== Given task ==
Arrange the lines of the entries, from the start through the line containing "- y-tick-label: 25,000: [50, 135, 97, 154]", as a numbered list, leaving out any blank lines.

== Record extracts ==
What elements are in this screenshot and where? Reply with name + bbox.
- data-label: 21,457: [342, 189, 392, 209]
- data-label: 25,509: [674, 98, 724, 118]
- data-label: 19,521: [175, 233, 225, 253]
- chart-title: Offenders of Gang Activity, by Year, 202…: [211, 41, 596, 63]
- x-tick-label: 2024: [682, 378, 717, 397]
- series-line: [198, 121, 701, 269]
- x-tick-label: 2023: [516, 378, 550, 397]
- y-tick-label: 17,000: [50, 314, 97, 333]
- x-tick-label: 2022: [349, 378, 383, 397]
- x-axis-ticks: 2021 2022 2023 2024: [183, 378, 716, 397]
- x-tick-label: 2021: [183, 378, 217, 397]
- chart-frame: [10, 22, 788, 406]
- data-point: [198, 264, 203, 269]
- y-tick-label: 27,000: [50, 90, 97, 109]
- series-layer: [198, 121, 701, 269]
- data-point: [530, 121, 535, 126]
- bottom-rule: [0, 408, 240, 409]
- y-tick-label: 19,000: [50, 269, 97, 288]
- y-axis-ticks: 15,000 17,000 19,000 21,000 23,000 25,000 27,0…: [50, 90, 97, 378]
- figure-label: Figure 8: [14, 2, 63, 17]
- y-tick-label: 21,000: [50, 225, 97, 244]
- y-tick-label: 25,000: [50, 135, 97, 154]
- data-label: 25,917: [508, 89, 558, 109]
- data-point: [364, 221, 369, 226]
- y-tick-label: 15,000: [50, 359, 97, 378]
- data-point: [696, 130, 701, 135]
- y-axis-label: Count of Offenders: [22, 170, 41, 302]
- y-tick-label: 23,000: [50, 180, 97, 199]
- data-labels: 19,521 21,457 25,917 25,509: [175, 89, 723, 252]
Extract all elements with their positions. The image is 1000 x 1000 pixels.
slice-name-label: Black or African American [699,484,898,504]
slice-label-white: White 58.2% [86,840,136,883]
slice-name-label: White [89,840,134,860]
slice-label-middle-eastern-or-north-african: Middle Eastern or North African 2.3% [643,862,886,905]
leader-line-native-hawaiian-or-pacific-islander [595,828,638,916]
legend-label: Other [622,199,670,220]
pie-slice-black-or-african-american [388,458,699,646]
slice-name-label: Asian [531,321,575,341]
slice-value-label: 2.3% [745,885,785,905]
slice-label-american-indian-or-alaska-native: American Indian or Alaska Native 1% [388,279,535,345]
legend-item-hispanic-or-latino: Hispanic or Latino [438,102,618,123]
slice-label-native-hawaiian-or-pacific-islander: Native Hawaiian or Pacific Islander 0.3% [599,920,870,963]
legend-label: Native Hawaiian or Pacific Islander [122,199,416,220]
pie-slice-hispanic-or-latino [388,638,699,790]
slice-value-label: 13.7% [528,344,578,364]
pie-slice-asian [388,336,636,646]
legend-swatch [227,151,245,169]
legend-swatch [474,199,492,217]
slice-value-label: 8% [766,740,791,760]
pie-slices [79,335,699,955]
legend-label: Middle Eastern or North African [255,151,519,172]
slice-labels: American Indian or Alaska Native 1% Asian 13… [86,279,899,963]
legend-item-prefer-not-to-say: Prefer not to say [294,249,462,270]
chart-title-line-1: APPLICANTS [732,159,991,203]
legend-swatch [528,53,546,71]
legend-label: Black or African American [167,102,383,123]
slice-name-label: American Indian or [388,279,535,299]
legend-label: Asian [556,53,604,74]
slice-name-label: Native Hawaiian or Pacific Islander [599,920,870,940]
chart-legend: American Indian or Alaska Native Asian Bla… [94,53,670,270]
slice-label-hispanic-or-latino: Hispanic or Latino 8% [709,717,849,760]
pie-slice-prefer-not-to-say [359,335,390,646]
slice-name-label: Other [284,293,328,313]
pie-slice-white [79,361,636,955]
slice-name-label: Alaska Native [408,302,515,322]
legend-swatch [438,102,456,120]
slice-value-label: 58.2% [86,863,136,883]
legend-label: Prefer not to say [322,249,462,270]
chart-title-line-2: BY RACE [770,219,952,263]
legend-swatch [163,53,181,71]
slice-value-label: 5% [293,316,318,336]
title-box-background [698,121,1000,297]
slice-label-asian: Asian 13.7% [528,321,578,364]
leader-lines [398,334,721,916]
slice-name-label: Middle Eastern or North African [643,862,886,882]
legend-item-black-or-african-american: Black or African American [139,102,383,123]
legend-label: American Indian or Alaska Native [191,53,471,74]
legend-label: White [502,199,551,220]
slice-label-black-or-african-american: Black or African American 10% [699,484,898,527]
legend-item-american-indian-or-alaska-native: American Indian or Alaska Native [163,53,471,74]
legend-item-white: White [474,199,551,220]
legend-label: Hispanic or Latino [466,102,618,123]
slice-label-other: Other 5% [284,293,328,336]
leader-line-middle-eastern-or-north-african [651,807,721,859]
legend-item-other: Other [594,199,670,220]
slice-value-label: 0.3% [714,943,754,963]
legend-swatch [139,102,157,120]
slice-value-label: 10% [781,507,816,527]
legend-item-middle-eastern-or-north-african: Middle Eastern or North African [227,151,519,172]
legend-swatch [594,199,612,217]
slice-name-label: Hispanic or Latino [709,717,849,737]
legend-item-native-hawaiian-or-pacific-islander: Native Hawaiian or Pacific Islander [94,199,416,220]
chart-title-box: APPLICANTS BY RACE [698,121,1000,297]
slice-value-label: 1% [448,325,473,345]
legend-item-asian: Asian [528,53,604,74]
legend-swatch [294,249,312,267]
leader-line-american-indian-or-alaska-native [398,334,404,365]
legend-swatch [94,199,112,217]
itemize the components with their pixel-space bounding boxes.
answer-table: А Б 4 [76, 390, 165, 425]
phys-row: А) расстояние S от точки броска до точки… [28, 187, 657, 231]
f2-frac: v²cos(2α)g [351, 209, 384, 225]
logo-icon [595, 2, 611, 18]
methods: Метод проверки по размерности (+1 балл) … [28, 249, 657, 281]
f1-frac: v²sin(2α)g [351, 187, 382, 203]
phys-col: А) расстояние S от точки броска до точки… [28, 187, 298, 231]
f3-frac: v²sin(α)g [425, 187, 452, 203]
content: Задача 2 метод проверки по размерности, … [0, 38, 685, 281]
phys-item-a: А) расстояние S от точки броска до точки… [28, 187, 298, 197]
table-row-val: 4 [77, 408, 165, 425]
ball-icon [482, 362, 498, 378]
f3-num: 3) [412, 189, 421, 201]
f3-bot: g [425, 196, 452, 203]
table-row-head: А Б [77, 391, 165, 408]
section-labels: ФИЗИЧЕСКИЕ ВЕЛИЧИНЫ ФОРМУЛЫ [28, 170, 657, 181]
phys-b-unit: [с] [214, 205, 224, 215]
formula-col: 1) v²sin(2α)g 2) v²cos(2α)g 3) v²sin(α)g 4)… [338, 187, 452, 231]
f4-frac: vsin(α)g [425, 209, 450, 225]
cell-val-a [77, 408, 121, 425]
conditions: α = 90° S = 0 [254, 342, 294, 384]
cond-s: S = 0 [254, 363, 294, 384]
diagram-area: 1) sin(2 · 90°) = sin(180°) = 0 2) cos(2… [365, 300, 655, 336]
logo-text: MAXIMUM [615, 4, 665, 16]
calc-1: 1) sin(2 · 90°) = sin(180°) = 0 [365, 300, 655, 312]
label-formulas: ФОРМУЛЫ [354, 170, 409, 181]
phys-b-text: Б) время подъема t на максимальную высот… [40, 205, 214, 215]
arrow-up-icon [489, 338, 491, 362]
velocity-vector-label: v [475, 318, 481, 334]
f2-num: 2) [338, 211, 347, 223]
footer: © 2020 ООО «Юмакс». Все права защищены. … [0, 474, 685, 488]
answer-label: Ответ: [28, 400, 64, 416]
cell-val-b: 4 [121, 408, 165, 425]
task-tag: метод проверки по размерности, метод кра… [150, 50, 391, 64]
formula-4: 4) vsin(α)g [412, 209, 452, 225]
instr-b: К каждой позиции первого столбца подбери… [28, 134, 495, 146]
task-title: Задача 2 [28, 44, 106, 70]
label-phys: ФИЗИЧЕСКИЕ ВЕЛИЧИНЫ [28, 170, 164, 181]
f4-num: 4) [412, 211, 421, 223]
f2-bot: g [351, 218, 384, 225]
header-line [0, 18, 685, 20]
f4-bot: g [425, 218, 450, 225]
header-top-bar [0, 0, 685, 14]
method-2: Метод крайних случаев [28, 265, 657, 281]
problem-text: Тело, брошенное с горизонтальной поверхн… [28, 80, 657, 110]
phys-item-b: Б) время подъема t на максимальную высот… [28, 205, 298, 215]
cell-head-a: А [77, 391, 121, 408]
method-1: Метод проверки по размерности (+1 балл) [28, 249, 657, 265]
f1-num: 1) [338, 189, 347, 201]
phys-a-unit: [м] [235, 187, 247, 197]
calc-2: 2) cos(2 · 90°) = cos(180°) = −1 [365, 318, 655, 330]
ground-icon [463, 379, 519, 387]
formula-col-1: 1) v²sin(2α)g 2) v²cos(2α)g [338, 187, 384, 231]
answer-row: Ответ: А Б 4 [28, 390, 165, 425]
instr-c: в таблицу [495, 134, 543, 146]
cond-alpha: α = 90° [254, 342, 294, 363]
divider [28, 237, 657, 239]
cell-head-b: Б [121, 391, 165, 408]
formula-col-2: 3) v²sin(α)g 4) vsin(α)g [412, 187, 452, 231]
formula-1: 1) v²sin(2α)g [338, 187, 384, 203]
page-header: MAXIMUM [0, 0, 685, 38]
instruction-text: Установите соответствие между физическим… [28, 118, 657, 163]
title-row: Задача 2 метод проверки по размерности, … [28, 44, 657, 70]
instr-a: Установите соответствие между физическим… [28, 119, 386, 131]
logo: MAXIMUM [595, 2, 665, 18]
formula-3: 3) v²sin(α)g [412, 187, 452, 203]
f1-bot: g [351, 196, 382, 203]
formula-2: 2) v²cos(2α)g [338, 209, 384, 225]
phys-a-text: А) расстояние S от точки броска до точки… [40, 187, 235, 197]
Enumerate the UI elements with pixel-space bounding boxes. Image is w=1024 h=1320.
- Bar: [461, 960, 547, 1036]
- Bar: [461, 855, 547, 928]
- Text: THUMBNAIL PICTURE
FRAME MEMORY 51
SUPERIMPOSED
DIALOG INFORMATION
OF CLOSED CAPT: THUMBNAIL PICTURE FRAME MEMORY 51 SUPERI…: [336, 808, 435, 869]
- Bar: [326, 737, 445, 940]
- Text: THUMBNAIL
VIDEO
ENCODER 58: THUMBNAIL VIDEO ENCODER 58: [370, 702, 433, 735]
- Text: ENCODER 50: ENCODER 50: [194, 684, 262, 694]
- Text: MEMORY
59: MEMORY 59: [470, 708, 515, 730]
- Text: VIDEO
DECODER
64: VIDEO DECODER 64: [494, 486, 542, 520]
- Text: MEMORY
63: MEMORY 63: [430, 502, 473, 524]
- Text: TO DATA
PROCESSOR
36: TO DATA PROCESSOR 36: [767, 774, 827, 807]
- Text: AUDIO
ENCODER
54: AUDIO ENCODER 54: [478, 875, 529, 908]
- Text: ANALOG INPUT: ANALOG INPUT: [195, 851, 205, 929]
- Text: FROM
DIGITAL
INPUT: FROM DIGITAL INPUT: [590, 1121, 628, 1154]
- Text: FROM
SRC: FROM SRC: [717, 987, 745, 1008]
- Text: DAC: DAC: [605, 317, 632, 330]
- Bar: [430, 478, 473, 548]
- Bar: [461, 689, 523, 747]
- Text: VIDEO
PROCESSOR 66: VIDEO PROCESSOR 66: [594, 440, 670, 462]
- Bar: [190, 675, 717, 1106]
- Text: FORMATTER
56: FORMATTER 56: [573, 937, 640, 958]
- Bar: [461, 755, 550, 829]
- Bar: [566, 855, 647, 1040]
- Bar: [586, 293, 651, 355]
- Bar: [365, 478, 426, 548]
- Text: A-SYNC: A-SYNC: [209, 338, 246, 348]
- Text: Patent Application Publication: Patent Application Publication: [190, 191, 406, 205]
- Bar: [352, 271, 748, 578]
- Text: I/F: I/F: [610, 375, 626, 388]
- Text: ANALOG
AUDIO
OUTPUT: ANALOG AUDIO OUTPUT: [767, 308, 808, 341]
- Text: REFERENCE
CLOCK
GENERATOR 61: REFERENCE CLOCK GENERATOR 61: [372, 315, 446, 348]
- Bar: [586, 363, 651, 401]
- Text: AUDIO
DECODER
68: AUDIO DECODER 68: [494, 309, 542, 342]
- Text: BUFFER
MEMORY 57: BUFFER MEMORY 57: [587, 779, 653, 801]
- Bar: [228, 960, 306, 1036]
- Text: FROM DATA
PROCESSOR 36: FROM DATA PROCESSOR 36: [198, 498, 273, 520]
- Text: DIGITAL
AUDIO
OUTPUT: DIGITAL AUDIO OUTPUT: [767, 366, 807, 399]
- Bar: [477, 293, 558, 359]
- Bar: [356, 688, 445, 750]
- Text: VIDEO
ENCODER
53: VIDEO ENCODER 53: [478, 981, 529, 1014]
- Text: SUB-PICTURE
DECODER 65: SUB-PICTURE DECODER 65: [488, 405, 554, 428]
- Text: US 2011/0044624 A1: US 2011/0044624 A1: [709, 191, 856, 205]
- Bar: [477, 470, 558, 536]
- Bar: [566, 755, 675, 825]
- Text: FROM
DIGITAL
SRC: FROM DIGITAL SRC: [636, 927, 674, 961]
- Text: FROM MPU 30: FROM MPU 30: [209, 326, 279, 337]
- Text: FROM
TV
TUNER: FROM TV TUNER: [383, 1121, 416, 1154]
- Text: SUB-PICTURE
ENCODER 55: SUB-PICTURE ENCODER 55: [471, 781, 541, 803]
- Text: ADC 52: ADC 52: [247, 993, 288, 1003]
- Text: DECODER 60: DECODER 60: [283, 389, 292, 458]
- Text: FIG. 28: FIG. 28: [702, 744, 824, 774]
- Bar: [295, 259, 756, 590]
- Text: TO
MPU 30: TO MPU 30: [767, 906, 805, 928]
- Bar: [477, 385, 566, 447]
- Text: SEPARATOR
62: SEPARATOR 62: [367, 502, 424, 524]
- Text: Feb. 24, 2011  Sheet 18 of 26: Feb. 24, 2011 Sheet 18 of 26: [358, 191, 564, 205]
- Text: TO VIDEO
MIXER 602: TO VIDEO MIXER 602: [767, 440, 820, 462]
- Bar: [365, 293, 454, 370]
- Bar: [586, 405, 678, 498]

== Solution for this task ==
1. What elements are in this screenshot and where? Reply with name + bbox.
2. - data-label: 21,457: [342, 189, 392, 209]
3. - data-label: 25,509: [674, 98, 724, 118]
4. - data-label: 19,521: [175, 233, 225, 253]
5. - chart-title: Offenders of Gang Activity, by Year, 202…: [211, 41, 596, 63]
6. - x-tick-label: 2024: [682, 378, 717, 397]
7. - series-line: [198, 121, 701, 269]
8. - x-tick-label: 2023: [516, 378, 550, 397]
9. - y-tick-label: 17,000: [50, 314, 97, 333]
10. - x-tick-label: 2022: [349, 378, 383, 397]
11. - x-axis-ticks: 2021 2022 2023 2024: [183, 378, 716, 397]
12. - x-tick-label: 2021: [183, 378, 217, 397]
13. - chart-frame: [10, 22, 788, 406]
14. - data-point: [198, 264, 203, 269]
15. - y-tick-label: 27,000: [50, 90, 97, 109]
16. - series-layer: [198, 121, 701, 269]
17. - data-point: [530, 121, 535, 126]
18. - bottom-rule: [0, 408, 240, 409]
19. - y-tick-label: 19,000: [50, 269, 97, 288]
20. - y-axis-ticks: 15,000 17,000 19,000 21,000 23,000 25,000 27,0…: [50, 90, 97, 378]
21. - figure-label: Figure 8: [14, 2, 63, 17]
22. - y-tick-label: 21,000: [50, 225, 97, 244]
23. - y-tick-label: 25,000: [50, 135, 97, 154]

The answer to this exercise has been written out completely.